%%

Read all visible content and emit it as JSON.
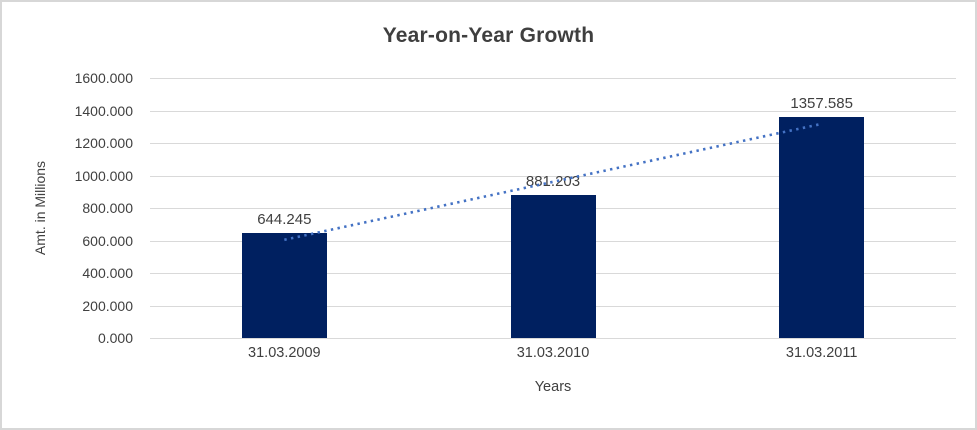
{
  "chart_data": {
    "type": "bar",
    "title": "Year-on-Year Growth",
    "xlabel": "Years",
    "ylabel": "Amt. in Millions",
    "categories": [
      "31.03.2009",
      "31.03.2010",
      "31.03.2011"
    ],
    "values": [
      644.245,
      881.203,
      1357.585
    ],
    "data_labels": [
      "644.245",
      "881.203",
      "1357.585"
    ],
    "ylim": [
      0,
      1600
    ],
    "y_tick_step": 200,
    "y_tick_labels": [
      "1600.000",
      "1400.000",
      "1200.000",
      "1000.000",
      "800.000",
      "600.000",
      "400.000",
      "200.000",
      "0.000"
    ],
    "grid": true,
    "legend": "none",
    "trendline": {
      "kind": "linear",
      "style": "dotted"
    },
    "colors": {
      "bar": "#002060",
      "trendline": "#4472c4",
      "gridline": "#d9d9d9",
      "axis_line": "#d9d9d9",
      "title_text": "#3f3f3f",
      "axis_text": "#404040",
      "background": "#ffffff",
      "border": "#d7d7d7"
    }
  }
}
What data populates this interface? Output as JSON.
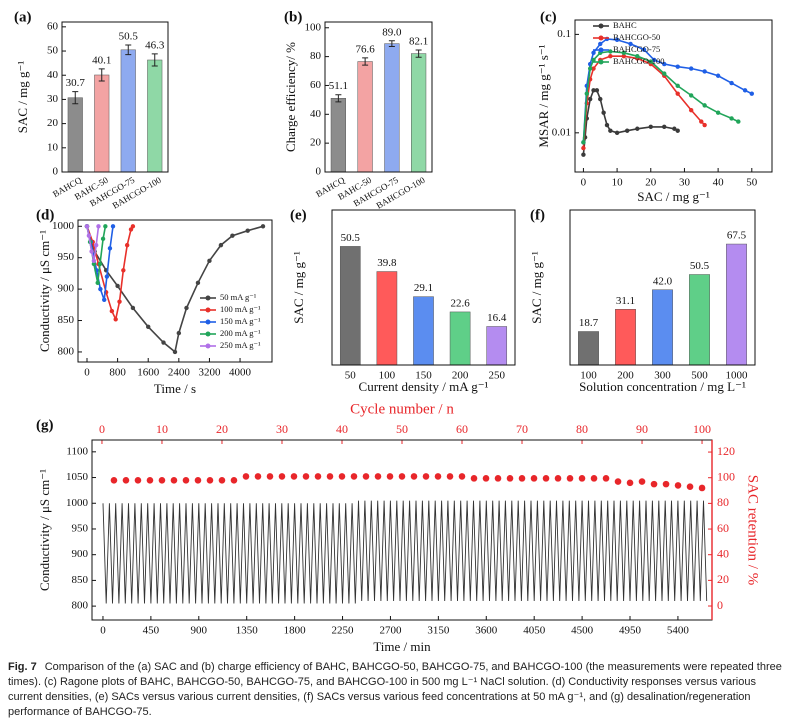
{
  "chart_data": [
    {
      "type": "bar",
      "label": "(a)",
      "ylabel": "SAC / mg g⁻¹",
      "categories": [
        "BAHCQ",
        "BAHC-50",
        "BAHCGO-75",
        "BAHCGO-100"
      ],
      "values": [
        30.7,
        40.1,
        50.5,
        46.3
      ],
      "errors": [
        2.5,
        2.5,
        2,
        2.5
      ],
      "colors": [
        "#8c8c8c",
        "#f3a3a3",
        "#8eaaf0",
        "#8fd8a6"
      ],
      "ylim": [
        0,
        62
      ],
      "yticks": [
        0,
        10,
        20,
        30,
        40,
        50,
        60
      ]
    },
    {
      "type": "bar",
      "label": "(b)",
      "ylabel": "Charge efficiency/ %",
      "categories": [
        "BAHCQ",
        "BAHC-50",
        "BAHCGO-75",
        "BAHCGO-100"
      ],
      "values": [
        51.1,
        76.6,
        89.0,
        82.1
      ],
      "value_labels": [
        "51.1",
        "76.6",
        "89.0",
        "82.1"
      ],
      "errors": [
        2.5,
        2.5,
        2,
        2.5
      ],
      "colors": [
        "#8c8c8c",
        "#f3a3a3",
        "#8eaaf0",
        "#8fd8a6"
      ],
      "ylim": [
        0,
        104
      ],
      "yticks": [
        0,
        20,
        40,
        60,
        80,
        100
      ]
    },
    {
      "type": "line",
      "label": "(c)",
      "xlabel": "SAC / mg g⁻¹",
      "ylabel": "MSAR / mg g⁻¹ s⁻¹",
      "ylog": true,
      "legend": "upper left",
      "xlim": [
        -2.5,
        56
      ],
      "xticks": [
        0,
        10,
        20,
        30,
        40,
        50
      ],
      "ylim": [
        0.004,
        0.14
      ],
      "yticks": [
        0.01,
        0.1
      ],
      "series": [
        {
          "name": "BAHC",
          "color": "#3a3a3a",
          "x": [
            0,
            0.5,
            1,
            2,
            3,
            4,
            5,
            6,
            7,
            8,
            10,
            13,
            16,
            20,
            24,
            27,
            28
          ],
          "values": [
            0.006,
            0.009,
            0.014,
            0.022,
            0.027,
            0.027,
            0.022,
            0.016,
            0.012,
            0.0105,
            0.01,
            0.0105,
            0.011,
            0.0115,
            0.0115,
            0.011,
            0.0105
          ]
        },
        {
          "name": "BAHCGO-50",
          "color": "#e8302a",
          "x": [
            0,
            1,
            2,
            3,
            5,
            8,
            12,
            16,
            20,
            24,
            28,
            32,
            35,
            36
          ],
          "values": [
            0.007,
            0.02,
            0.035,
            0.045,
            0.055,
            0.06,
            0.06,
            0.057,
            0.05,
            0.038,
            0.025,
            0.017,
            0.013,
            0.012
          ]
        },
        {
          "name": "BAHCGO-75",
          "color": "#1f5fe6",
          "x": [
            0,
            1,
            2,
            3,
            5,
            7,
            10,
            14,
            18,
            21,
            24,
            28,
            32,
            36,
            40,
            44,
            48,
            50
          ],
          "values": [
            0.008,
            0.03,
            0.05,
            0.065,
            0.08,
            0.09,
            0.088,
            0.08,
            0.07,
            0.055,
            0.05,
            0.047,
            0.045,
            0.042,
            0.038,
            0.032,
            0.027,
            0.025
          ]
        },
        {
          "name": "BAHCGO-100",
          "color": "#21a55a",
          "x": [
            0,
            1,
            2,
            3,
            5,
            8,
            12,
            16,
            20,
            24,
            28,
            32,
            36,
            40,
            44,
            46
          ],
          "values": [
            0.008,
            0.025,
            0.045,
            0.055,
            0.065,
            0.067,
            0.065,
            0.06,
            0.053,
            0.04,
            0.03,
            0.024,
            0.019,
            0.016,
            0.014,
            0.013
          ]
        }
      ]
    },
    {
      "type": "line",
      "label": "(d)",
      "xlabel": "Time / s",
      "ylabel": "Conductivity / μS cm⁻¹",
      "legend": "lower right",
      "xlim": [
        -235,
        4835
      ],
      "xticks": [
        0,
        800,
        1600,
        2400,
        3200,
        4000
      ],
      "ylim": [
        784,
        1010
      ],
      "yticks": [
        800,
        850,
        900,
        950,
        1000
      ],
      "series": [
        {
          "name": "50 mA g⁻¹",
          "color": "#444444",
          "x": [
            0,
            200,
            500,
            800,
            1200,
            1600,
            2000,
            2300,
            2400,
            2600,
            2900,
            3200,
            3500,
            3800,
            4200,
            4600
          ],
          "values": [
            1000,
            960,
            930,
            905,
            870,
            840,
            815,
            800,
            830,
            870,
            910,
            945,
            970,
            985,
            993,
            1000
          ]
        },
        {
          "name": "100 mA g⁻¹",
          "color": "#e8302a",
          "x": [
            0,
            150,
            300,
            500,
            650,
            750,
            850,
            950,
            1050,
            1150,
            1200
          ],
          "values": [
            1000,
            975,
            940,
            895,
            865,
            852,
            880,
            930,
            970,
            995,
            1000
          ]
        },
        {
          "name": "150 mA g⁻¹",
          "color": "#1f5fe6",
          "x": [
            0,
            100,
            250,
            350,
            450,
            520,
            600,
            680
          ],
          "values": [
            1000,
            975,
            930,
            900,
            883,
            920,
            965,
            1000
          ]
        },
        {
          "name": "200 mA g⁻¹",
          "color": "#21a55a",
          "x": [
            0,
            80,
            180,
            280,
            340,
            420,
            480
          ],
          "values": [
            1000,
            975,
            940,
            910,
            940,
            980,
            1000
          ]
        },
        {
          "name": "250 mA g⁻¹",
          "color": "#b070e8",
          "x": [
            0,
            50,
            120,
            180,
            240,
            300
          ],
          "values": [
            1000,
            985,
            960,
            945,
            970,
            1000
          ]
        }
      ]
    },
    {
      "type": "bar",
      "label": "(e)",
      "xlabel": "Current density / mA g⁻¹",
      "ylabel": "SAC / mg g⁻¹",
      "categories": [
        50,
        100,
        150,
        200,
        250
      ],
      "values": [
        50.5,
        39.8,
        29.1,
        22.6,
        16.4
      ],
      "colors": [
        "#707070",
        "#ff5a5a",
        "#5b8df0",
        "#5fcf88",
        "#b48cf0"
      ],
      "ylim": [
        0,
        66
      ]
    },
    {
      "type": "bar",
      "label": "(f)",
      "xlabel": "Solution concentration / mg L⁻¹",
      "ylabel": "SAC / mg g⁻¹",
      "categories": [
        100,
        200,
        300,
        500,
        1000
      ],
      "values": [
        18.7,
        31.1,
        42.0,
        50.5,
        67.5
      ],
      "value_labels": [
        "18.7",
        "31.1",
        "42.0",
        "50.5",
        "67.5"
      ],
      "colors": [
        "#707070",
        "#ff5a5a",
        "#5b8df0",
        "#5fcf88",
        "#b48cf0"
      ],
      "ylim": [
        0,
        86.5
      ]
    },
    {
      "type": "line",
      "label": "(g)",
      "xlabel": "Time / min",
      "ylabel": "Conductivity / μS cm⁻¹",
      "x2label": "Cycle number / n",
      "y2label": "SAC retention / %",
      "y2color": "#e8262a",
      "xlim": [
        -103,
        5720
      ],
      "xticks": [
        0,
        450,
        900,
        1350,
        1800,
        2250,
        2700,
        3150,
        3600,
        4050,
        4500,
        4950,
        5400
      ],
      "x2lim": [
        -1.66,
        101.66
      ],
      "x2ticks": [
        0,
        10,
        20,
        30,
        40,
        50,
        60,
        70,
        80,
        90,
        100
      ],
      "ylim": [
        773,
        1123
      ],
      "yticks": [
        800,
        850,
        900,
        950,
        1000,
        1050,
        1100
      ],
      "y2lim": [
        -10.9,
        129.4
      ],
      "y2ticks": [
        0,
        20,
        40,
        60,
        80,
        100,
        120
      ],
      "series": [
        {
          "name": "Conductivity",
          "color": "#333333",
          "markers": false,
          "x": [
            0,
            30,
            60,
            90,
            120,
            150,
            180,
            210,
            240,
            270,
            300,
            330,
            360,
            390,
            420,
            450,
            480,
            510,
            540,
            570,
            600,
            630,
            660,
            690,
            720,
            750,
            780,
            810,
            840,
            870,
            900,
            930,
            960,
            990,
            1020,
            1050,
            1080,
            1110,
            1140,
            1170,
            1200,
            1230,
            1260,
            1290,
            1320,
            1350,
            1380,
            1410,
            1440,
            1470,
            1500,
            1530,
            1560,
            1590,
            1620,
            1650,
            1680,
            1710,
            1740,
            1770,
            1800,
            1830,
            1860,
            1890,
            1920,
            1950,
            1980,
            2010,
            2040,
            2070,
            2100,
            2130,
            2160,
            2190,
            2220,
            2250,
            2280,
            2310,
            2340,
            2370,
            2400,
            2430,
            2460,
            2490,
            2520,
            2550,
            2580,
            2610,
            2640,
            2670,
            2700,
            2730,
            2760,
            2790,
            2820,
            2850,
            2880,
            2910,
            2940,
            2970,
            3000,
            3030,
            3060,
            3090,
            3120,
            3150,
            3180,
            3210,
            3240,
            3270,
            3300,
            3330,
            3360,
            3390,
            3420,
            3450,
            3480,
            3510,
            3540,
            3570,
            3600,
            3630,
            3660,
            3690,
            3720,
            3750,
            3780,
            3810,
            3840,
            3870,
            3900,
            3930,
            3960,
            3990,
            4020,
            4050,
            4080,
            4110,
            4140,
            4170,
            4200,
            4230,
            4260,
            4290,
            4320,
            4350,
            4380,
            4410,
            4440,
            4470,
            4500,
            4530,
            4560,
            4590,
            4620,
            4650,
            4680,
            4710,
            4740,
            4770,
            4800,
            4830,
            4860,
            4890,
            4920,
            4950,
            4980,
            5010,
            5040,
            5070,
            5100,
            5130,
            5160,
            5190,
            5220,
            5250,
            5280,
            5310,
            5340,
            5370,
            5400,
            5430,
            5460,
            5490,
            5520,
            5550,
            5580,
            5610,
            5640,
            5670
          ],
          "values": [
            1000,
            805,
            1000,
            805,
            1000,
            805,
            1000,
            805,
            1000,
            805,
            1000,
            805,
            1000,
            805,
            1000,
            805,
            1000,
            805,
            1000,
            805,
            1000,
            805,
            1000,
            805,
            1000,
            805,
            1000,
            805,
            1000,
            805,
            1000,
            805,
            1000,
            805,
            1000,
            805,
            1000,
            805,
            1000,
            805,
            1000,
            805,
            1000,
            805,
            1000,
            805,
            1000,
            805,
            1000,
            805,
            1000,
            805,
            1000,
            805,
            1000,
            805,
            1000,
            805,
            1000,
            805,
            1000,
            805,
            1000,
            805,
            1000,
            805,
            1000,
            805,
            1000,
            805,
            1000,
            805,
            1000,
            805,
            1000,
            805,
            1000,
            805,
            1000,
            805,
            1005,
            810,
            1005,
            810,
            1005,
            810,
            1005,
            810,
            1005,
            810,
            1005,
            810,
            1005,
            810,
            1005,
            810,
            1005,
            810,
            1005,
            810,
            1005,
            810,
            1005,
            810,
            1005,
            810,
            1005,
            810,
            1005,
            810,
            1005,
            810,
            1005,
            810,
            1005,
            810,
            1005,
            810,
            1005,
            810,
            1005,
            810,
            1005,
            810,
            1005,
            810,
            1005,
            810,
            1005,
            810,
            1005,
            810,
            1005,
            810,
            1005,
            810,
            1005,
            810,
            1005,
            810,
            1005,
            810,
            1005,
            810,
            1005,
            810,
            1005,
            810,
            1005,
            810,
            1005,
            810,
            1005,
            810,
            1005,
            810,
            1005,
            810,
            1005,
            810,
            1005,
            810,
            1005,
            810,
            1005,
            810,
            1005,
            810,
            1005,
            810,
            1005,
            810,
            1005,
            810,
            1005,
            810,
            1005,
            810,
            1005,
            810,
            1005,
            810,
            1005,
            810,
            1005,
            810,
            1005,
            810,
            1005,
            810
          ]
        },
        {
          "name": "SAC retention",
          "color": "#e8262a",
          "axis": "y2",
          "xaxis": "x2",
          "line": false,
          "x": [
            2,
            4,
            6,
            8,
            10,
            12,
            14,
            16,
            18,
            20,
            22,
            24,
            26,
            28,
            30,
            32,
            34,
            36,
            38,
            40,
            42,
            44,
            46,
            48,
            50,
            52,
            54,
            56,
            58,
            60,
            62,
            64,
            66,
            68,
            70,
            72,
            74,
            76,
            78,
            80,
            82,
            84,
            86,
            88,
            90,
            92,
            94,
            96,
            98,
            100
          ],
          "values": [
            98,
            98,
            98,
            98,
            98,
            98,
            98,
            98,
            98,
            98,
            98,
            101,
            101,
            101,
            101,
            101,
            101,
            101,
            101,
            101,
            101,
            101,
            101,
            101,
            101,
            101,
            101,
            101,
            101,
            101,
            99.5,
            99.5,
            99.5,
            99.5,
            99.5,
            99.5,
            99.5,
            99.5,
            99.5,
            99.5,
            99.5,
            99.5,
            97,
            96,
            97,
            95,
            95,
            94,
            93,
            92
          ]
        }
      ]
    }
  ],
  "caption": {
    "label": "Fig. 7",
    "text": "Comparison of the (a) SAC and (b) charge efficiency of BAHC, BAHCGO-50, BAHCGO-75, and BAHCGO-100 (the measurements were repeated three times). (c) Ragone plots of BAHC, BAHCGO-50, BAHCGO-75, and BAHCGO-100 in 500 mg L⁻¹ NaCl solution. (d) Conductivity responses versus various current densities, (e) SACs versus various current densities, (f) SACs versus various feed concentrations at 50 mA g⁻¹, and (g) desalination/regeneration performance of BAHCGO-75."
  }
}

%%

◆ **Requirement**
In the listing, find all lines with the string "legend" and copy them.

◆ **Full response**
    "legend": "none",
      "legend": "upper left",
      "legend": "lower right",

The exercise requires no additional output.